*Goal:* Your task is to retype each line of the data below exactly.
····················
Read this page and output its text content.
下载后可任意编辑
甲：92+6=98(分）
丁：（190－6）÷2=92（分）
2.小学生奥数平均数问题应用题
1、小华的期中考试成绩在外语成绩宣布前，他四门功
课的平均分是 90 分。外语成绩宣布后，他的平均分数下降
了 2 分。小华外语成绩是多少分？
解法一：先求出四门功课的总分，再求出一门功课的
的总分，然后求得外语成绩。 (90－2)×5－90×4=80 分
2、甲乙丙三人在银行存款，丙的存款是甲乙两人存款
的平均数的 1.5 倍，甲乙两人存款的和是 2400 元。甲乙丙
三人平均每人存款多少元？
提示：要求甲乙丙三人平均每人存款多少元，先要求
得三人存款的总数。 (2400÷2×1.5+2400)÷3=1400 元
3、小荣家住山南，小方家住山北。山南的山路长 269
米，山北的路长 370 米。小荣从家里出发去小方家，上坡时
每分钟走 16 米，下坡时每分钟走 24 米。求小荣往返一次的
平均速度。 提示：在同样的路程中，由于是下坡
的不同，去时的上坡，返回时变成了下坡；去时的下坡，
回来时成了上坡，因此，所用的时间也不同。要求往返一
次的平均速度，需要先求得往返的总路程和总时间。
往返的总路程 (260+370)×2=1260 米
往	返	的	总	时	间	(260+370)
····················
*Solution to this task:*
Read this page and output its text content.
下载后可任意编辑
甲：92+6=98(分）
丁：（190－6）÷2=92（分）
2.小学生奥数平均数问题应用题
1、小华的期中考试成绩在外语成绩宣布前，他四门功
课的平均分是 90 分。外语成绩宣布后，他的平均分数下降
了 2 分。小华外语成绩是多少分？
解法一：先求出四门功课的总分，再求出一门功课的
的总分，然后求得外语成绩。 (90－2)×5－90×4=80 分
2、甲乙丙三人在银行存款，丙的存款是甲乙两人存款
的平均数的 1.5 倍，甲乙两人存款的和是 2400 元。甲乙丙
三人平均每人存款多少元？
提示：要求甲乙丙三人平均每人存款多少元，先要求
得三人存款的总数。 (2400÷2×1.5+2400)÷3=1400 元
3、小荣家住山南，小方家住山北。山南的山路长 269
米，山北的路长 370 米。小荣从家里出发去小方家，上坡时
每分钟走 16 米，下坡时每分钟走 24 米。求小荣往返一次的
平均速度。 提示：在同样的路程中，由于是下坡
的不同，去时的上坡，返回时变成了下坡；去时的下坡，
回来时成了上坡，因此，所用的时间也不同。要求往返一
次的平均速度，需要先求得往返的总路程和总时间。
往返的总路程 (260+370)×2=1260 米
往	返	的	总	时	间	(260+370)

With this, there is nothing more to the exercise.